What is being asked: Copy every record below exactly as written, but leave out the pictures.

— START OF Provided data —

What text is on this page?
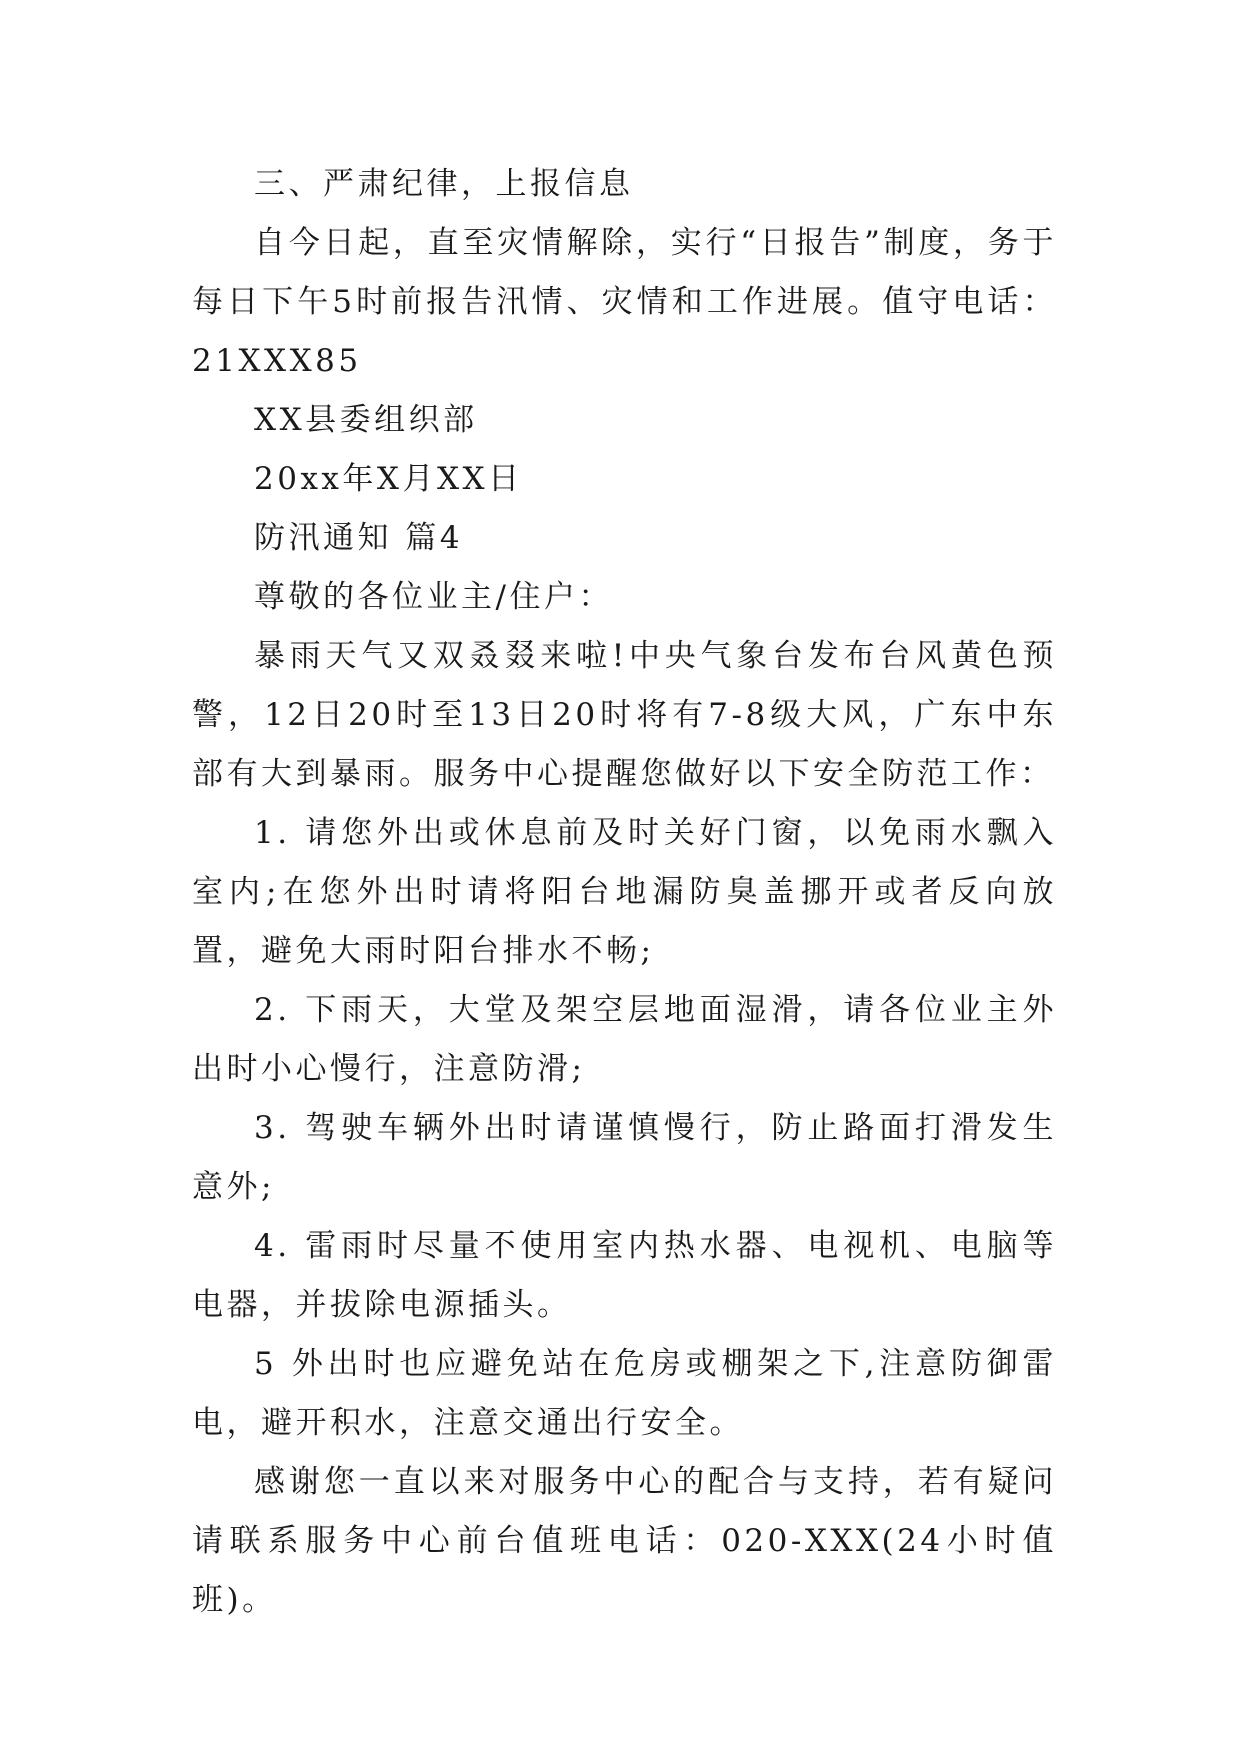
三、严肃纪律，上报信息

自今日起，直至灾情解除，实行“日报告”制度，务于每日下午5时前报告汛情、灾情和工作进展。值守电话：21XXX85

XX县委组织部

20xx年X月XX日

防汛通知 篇4

尊敬的各位业主/住户：

暴雨天气又双叒叕来啦!中央气象台发布台风黄色预警，12日20时至13日20时将有7-8级大风，广东中东部有大到暴雨。服务中心提醒您做好以下安全防范工作：

1. 请您外出或休息前及时关好门窗，以免雨水飘入室内;在您外出时请将阳台地漏防臭盖挪开或者反向放置，避免大雨时阳台排水不畅;

2. 下雨天，大堂及架空层地面湿滑，请各位业主外出时小心慢行，注意防滑;

3. 驾驶车辆外出时请谨慎慢行，防止路面打滑发生意外;

4. 雷雨时尽量不使用室内热水器、电视机、电脑等电器，并拔除电源插头。

5 外出时也应避免站在危房或棚架之下,注意防御雷电，避开积水，注意交通出行安全。

感谢您一直以来对服务中心的配合与支持，若有疑问请联系服务中心前台值班电话：020-XXX(24小时值班)。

— END OF Provided data —

Complete output:
What text is on this page?
三、严肃纪律，上报信息

自今日起，直至灾情解除，实行“日报告”制度，务于每日下午5时前报告汛情、灾情和工作进展。值守电话：21XXX85

XX县委组织部

20xx年X月XX日

防汛通知 篇4

尊敬的各位业主/住户：

暴雨天气又双叒叕来啦!中央气象台发布台风黄色预警，12日20时至13日20时将有7-8级大风，广东中东部有大到暴雨。服务中心提醒您做好以下安全防范工作：

1. 请您外出或休息前及时关好门窗，以免雨水飘入室内;在您外出时请将阳台地漏防臭盖挪开或者反向放置，避免大雨时阳台排水不畅;

2. 下雨天，大堂及架空层地面湿滑，请各位业主外出时小心慢行，注意防滑;

3. 驾驶车辆外出时请谨慎慢行，防止路面打滑发生意外;

4. 雷雨时尽量不使用室内热水器、电视机、电脑等电器，并拔除电源插头。

5 外出时也应避免站在危房或棚架之下,注意防御雷电，避开积水，注意交通出行安全。

感谢您一直以来对服务中心的配合与支持，若有疑问请联系服务中心前台值班电话：020-XXX(24小时值班)。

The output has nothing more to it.